### WHAT THE EXERCISE ASKS
Write out the whole listing exactly as it stands.

---+---

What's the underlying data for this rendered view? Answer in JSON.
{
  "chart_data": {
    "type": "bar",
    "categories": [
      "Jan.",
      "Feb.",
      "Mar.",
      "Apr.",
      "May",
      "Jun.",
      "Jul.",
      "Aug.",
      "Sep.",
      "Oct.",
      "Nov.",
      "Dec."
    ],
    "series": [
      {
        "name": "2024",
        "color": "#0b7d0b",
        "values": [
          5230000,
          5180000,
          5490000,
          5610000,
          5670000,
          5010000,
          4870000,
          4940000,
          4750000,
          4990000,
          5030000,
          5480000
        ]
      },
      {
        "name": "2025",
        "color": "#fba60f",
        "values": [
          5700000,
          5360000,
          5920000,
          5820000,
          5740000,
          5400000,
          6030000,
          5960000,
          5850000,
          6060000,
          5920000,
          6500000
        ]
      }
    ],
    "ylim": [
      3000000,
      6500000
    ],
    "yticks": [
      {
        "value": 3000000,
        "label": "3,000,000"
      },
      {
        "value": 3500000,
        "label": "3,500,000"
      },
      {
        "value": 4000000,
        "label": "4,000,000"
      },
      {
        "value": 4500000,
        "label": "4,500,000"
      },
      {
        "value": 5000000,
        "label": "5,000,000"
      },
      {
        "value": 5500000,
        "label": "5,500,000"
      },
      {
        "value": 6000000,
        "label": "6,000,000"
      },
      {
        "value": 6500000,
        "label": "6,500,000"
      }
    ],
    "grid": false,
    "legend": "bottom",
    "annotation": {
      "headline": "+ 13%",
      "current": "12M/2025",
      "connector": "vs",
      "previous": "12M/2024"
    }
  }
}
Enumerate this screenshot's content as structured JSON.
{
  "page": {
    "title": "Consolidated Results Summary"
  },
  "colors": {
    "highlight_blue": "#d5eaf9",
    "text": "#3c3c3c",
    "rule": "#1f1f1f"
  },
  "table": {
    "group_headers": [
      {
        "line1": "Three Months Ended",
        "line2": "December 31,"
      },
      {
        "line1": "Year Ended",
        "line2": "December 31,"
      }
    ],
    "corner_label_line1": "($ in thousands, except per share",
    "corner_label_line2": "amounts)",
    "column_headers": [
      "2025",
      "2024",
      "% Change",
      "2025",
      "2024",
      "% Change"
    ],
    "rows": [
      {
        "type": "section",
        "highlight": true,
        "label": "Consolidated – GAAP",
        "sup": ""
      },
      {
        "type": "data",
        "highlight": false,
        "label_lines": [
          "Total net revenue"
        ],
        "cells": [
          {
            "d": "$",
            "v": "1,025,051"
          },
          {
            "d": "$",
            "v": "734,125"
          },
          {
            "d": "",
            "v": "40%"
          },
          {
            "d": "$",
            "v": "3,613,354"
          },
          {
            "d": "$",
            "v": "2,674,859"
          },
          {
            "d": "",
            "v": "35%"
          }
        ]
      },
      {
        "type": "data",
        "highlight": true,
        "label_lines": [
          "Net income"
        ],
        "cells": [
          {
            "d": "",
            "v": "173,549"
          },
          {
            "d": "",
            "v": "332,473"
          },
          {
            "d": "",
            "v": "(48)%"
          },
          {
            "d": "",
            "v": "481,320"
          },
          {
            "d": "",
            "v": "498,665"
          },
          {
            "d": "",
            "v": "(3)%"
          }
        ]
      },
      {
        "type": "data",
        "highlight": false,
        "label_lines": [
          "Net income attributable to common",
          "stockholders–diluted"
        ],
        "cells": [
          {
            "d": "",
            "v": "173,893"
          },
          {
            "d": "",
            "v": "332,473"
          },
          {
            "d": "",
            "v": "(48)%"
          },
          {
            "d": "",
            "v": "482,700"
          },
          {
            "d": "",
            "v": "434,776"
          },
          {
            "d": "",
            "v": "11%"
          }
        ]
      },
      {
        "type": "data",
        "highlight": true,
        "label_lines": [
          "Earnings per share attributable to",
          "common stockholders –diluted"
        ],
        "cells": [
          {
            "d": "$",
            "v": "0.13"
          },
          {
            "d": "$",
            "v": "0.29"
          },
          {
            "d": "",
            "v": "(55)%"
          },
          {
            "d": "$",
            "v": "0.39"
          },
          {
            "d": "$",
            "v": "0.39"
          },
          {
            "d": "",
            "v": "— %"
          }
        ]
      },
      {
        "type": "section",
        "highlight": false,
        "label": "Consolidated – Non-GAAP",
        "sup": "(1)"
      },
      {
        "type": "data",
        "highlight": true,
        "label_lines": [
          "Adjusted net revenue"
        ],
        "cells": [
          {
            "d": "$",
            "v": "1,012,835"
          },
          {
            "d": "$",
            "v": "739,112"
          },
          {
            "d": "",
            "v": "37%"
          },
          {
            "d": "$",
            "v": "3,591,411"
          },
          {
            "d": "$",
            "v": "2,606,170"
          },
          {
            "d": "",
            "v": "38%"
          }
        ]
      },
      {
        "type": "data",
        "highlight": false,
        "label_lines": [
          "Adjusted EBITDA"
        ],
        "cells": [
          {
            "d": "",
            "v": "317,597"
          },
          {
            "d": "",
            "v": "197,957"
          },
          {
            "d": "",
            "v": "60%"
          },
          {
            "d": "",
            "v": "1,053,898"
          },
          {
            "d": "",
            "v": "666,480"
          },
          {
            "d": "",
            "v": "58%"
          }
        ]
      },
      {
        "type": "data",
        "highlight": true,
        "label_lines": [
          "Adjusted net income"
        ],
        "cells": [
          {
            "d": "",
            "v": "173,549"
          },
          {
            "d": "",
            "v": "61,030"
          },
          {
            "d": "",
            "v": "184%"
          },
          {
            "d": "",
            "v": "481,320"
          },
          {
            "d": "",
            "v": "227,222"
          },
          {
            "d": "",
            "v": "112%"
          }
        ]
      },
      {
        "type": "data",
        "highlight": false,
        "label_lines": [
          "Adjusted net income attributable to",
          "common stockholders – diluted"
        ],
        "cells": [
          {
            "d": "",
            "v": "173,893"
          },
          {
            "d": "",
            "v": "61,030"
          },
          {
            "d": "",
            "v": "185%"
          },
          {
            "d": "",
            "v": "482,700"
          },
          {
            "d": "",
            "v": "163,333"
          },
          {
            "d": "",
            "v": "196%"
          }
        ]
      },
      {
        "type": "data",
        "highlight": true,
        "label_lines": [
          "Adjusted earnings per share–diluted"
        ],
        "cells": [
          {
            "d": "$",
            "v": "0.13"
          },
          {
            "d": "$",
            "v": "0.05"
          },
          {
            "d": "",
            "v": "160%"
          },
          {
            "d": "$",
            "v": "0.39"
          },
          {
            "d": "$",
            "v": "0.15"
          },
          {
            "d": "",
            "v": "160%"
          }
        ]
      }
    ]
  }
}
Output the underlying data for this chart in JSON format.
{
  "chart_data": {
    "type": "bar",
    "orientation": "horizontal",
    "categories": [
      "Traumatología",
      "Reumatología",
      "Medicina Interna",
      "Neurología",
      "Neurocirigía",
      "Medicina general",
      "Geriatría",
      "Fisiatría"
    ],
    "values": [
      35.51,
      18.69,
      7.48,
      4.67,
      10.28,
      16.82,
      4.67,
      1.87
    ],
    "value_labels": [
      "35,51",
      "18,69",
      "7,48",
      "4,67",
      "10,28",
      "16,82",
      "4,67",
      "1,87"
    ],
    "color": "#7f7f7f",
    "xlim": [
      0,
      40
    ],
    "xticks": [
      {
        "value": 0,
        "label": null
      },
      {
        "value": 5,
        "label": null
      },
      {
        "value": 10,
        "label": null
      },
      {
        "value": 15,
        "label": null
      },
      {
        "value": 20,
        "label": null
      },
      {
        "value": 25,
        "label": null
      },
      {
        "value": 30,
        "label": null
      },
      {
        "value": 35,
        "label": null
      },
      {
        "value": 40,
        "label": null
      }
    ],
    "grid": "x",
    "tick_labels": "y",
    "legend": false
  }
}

---+---

### ANSWER TO THE EXERCISE
What's the underlying data for this rendered view? Answer in JSON.
{
  "chart_data": {
    "type": "bar",
    "categories": [
      "Jan.",
      "Feb.",
      "Mar.",
      "Apr.",
      "May",
      "Jun.",
      "Jul.",
      "Aug.",
      "Sep.",
      "Oct.",
      "Nov.",
      "Dec."
    ],
    "series": [
      {
        "name": "2024",
        "color": "#0b7d0b",
        "values": [
          5230000,
          5180000,
          5490000,
          5610000,
          5670000,
          5010000,
          4870000,
          4940000,
          4750000,
          4990000,
          5030000,
          5480000
        ]
      },
      {
        "name": "2025",
        "color": "#fba60f",
        "values": [
          5700000,
          5360000,
          5920000,
          5820000,
          5740000,
          5400000,
          6030000,
          5960000,
          5850000,
          6060000,
          5920000,
          6500000
        ]
      }
    ],
    "ylim": [
      3000000,
      6500000
    ],
    "yticks": [
      {
        "value": 3000000,
        "label": "3,000,000"
      },
      {
        "value": 3500000,
        "label": "3,500,000"
      },
      {
        "value": 4000000,
        "label": "4,000,000"
      },
      {
        "value": 4500000,
        "label": "4,500,000"
      },
      {
        "value": 5000000,
        "label": "5,000,000"
      },
      {
        "value": 5500000,
        "label": "5,500,000"
      },
      {
        "value": 6000000,
        "label": "6,000,000"
      },
      {
        "value": 6500000,
        "label": "6,500,000"
      }
    ],
    "grid": false,
    "legend": "bottom",
    "annotation": {
      "headline": "+ 13%",
      "current": "12M/2025",
      "connector": "vs",
      "previous": "12M/2024"
    }
  }
}
Enumerate this screenshot's content as structured JSON.
{
  "page": {
    "title": "Consolidated Results Summary"
  },
  "colors": {
    "highlight_blue": "#d5eaf9",
    "text": "#3c3c3c",
    "rule": "#1f1f1f"
  },
  "table": {
    "group_headers": [
      {
        "line1": "Three Months Ended",
        "line2": "December 31,"
      },
      {
        "line1": "Year Ended",
        "line2": "December 31,"
      }
    ],
    "corner_label_line1": "($ in thousands, except per share",
    "corner_label_line2": "amounts)",
    "column_headers": [
      "2025",
      "2024",
      "% Change",
      "2025",
      "2024",
      "% Change"
    ],
    "rows": [
      {
        "type": "section",
        "highlight": true,
        "label": "Consolidated – GAAP",
        "sup": ""
      },
      {
        "type": "data",
        "highlight": false,
        "label_lines": [
          "Total net revenue"
        ],
        "cells": [
          {
            "d": "$",
            "v": "1,025,051"
          },
          {
            "d": "$",
            "v": "734,125"
          },
          {
            "d": "",
            "v": "40%"
          },
          {
            "d": "$",
            "v": "3,613,354"
          },
          {
            "d": "$",
            "v": "2,674,859"
          },
          {
            "d": "",
            "v": "35%"
          }
        ]
      },
      {
        "type": "data",
        "highlight": true,
        "label_lines": [
          "Net income"
        ],
        "cells": [
          {
            "d": "",
            "v": "173,549"
          },
          {
            "d": "",
            "v": "332,473"
          },
          {
            "d": "",
            "v": "(48)%"
          },
          {
            "d": "",
            "v": "481,320"
          },
          {
            "d": "",
            "v": "498,665"
          },
          {
            "d": "",
            "v": "(3)%"
          }
        ]
      },
      {
        "type": "data",
        "highlight": false,
        "label_lines": [
          "Net income attributable to common",
          "stockholders–diluted"
        ],
        "cells": [
          {
            "d": "",
            "v": "173,893"
          },
          {
            "d": "",
            "v": "332,473"
          },
          {
            "d": "",
            "v": "(48)%"
          },
          {
            "d": "",
            "v": "482,700"
          },
          {
            "d": "",
            "v": "434,776"
          },
          {
            "d": "",
            "v": "11%"
          }
        ]
      },
      {
        "type": "data",
        "highlight": true,
        "label_lines": [
          "Earnings per share attributable to",
          "common stockholders –diluted"
        ],
        "cells": [
          {
            "d": "$",
            "v": "0.13"
          },
          {
            "d": "$",
            "v": "0.29"
          },
          {
            "d": "",
            "v": "(55)%"
          },
          {
            "d": "$",
            "v": "0.39"
          },
          {
            "d": "$",
            "v": "0.39"
          },
          {
            "d": "",
            "v": "— %"
          }
        ]
      },
      {
        "type": "section",
        "highlight": false,
        "label": "Consolidated – Non-GAAP",
        "sup": "(1)"
      },
      {
        "type": "data",
        "highlight": true,
        "label_lines": [
          "Adjusted net revenue"
        ],
        "cells": [
          {
            "d": "$",
            "v": "1,012,835"
          },
          {
            "d": "$",
            "v": "739,112"
          },
          {
            "d": "",
            "v": "37%"
          },
          {
            "d": "$",
            "v": "3,591,411"
          },
          {
            "d": "$",
            "v": "2,606,170"
          },
          {
            "d": "",
            "v": "38%"
          }
        ]
      },
      {
        "type": "data",
        "highlight": false,
        "label_lines": [
          "Adjusted EBITDA"
        ],
        "cells": [
          {
            "d": "",
            "v": "317,597"
          },
          {
            "d": "",
            "v": "197,957"
          },
          {
            "d": "",
            "v": "60%"
          },
          {
            "d": "",
            "v": "1,053,898"
          },
          {
            "d": "",
            "v": "666,480"
          },
          {
            "d": "",
            "v": "58%"
          }
        ]
      },
      {
        "type": "data",
        "highlight": true,
        "label_lines": [
          "Adjusted net income"
        ],
        "cells": [
          {
            "d": "",
            "v": "173,549"
          },
          {
            "d": "",
            "v": "61,030"
          },
          {
            "d": "",
            "v": "184%"
          },
          {
            "d": "",
            "v": "481,320"
          },
          {
            "d": "",
            "v": "227,222"
          },
          {
            "d": "",
            "v": "112%"
          }
        ]
      },
      {
        "type": "data",
        "highlight": false,
        "label_lines": [
          "Adjusted net income attributable to",
          "common stockholders – diluted"
        ],
        "cells": [
          {
            "d": "",
            "v": "173,893"
          },
          {
            "d": "",
            "v": "61,030"
          },
          {
            "d": "",
            "v": "185%"
          },
          {
            "d": "",
            "v": "482,700"
          },
          {
            "d": "",
            "v": "163,333"
          },
          {
            "d": "",
            "v": "196%"
          }
        ]
      },
      {
        "type": "data",
        "highlight": true,
        "label_lines": [
          "Adjusted earnings per share–diluted"
        ],
        "cells": [
          {
            "d": "$",
            "v": "0.13"
          },
          {
            "d": "$",
            "v": "0.05"
          },
          {
            "d": "",
            "v": "160%"
          },
          {
            "d": "$",
            "v": "0.39"
          },
          {
            "d": "$",
            "v": "0.15"
          },
          {
            "d": "",
            "v": "160%"
          }
        ]
      }
    ]
  }
}
Output the underlying data for this chart in JSON format.
{
  "chart_data": {
    "type": "bar",
    "orientation": "horizontal",
    "categories": [
      "Traumatología",
      "Reumatología",
      "Medicina Interna",
      "Neurología",
      "Neurocirigía",
      "Medicina general",
      "Geriatría",
      "Fisiatría"
    ],
    "values": [
      35.51,
      18.69,
      7.48,
      4.67,
      10.28,
      16.82,
      4.67,
      1.87
    ],
    "value_labels": [
      "35,51",
      "18,69",
      "7,48",
      "4,67",
      "10,28",
      "16,82",
      "4,67",
      "1,87"
    ],
    "color": "#7f7f7f",
    "xlim": [
      0,
      40
    ],
    "xticks": [
      {
        "value": 0,
        "label": null
      },
      {
        "value": 5,
        "label": null
      },
      {
        "value": 10,
        "label": null
      },
      {
        "value": 15,
        "label": null
      },
      {
        "value": 20,
        "label": null
      },
      {
        "value": 25,
        "label": null
      },
      {
        "value": 30,
        "label": null
      },
      {
        "value": 35,
        "label": null
      },
      {
        "value": 40,
        "label": null
      }
    ],
    "grid": "x",
    "tick_labels": "y",
    "legend": false
  }
}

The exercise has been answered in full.